## Exercise directions:
Using the material that follows, identify and copy each line with the string "periodi".

Extracts from a graphics dataset:
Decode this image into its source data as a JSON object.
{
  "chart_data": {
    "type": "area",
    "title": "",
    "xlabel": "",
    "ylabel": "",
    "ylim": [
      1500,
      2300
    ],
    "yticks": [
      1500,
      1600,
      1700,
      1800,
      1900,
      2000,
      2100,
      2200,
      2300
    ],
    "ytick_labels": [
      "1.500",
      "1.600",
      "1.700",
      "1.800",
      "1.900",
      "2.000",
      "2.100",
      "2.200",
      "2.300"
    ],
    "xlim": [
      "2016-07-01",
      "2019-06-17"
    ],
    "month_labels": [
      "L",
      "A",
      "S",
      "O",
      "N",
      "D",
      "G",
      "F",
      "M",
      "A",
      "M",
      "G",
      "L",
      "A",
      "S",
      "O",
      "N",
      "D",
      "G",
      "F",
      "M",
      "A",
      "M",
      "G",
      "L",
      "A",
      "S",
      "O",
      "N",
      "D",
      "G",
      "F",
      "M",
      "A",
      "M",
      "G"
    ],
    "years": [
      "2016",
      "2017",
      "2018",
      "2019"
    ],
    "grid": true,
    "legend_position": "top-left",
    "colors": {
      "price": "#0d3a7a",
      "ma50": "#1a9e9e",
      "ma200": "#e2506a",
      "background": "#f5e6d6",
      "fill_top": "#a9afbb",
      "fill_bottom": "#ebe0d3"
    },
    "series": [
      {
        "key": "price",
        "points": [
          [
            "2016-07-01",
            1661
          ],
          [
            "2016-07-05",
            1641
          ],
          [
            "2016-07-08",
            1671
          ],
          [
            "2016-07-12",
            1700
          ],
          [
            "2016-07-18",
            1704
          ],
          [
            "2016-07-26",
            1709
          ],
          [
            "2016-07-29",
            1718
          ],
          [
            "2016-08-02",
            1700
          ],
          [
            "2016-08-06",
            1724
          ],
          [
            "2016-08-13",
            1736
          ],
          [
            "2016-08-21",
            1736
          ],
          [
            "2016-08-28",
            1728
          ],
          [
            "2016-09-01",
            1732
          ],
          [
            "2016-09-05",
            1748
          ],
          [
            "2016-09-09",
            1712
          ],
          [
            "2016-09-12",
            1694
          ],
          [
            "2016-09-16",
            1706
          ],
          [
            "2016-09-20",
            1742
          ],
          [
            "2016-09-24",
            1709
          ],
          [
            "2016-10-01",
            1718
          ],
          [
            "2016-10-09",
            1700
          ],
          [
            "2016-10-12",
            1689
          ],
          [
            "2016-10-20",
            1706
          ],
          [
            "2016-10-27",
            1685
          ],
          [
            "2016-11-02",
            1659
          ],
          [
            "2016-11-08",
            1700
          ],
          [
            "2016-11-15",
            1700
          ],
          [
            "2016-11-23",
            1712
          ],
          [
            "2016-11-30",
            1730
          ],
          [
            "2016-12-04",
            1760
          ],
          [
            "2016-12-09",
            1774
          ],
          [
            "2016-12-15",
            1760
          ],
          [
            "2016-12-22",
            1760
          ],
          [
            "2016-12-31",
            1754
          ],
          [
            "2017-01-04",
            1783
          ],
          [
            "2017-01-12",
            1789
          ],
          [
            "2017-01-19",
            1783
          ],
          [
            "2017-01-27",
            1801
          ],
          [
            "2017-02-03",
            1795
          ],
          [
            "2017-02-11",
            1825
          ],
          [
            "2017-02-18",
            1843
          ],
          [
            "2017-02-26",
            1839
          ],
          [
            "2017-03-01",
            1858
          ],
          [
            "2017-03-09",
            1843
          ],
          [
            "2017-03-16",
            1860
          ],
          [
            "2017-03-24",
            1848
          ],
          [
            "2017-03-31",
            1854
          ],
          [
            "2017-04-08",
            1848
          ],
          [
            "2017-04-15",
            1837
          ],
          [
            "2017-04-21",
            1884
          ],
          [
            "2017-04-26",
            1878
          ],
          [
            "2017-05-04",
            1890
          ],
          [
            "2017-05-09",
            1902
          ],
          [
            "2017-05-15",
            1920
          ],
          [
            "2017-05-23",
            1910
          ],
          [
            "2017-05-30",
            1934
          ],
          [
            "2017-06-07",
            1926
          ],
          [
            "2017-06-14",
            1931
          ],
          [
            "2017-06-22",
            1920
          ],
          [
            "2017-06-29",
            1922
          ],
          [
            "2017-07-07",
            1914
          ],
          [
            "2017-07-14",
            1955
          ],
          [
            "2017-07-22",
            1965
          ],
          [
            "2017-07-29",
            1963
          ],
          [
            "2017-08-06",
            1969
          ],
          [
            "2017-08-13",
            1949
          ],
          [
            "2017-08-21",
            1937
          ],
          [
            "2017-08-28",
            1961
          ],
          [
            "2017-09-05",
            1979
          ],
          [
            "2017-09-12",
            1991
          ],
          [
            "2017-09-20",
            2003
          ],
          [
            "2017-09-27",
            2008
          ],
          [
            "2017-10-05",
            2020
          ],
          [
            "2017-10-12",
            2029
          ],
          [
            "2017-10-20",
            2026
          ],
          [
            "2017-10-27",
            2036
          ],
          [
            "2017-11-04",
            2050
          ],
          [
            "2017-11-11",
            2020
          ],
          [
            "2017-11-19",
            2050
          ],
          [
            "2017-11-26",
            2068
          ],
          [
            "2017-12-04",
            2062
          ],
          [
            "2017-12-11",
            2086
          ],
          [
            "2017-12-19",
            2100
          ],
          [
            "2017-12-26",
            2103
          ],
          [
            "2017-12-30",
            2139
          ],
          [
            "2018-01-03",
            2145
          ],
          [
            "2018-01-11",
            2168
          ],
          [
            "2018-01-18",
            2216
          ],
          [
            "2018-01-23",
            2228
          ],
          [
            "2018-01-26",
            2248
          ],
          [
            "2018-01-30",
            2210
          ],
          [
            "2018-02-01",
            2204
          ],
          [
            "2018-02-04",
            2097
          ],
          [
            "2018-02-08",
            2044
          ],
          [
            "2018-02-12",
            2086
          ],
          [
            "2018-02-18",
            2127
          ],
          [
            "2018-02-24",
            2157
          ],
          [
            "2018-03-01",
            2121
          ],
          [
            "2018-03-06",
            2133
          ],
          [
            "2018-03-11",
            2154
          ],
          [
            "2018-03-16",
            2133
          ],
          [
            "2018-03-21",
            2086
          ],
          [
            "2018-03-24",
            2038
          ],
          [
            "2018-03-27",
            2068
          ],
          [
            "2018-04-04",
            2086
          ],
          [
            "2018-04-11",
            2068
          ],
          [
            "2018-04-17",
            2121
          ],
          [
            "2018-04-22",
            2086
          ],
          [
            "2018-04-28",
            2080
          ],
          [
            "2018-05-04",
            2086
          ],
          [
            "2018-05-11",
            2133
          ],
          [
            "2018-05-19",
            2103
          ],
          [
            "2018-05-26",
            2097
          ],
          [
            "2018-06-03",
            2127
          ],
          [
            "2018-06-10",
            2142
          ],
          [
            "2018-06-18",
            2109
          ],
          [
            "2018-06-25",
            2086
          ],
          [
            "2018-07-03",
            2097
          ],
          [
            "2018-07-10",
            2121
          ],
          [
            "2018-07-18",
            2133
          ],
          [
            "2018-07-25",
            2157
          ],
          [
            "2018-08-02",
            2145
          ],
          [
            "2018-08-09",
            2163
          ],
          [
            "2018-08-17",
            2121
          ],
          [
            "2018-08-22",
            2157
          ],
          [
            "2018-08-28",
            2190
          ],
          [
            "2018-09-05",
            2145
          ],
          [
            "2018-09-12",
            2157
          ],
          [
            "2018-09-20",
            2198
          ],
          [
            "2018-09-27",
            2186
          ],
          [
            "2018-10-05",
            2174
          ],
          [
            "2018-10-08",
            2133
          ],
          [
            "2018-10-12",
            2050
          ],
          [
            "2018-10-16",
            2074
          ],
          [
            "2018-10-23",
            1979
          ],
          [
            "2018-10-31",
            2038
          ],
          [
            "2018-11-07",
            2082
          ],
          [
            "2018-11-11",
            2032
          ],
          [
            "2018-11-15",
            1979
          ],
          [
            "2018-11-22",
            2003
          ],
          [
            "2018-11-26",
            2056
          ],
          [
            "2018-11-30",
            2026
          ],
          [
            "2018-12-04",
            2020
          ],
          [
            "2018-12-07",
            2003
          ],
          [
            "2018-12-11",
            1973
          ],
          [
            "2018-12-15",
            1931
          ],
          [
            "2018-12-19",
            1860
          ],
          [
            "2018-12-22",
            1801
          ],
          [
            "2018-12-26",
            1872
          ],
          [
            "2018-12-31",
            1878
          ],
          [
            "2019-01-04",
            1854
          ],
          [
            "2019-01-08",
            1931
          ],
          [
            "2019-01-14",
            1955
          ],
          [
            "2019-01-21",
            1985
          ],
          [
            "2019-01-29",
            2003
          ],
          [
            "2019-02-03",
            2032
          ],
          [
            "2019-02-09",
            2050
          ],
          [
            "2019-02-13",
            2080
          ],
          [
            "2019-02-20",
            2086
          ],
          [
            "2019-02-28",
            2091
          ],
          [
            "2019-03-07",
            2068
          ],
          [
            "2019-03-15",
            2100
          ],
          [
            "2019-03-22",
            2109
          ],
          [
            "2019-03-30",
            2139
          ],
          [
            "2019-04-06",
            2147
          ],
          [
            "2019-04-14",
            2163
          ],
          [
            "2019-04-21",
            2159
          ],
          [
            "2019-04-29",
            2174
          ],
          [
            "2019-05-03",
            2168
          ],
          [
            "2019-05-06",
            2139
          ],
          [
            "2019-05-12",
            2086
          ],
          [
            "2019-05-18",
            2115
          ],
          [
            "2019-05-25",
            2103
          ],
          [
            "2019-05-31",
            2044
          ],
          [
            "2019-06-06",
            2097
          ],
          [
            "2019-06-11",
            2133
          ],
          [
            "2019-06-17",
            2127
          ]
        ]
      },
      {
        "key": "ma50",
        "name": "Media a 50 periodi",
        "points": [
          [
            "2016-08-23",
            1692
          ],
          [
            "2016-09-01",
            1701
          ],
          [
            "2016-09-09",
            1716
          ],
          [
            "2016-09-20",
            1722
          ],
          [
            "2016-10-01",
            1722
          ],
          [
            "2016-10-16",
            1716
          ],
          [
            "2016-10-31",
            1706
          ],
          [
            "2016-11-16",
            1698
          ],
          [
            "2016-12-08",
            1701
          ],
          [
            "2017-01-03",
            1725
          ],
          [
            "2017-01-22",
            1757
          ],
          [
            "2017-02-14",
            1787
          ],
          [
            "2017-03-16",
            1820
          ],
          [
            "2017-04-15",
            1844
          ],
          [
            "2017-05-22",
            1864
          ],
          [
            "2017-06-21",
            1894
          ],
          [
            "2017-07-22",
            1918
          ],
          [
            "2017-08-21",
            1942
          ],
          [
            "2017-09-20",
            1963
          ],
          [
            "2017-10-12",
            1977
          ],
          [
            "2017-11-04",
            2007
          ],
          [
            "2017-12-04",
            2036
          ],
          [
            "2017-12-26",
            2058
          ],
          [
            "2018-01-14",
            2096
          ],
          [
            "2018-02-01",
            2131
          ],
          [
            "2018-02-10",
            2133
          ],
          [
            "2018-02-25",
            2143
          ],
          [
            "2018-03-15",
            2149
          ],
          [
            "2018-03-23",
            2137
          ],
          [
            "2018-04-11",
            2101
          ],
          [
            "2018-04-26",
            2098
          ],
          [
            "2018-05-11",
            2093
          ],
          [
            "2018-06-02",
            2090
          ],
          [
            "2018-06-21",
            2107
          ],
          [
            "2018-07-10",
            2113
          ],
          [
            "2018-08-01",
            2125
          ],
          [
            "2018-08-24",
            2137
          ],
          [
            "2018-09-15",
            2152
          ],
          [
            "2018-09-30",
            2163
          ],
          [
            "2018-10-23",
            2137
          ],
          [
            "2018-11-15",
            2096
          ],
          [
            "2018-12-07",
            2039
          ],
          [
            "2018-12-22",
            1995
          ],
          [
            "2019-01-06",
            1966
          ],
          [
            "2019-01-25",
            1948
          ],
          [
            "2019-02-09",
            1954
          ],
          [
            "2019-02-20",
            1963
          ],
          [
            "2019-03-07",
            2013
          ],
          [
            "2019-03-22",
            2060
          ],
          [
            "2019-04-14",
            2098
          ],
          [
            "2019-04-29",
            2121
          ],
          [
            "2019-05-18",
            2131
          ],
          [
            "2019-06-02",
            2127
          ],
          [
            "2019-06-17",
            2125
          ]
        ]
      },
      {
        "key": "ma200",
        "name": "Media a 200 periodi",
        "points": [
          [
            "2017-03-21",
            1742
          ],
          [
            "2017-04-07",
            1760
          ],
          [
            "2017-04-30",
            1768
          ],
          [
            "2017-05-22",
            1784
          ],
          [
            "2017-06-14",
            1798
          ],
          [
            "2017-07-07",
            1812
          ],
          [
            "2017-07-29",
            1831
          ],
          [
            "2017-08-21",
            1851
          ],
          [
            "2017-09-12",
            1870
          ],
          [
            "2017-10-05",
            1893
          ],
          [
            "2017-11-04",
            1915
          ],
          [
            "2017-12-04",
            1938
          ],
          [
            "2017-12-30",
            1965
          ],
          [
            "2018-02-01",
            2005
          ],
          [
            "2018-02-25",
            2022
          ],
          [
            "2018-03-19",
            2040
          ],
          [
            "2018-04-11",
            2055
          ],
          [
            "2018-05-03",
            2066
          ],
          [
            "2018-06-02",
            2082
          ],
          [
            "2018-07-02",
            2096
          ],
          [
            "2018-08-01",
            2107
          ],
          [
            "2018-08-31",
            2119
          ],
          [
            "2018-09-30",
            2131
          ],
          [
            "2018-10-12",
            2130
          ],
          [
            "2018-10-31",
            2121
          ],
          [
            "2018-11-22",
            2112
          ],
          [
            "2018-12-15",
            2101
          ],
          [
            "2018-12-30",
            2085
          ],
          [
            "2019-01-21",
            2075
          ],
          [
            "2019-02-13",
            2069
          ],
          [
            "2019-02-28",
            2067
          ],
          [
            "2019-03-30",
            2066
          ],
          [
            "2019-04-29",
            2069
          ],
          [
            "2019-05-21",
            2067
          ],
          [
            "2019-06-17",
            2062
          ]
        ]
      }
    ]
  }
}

## Result for this exercise:
        "name": "Media a 50 periodi",
        "name": "Media a 200 periodi",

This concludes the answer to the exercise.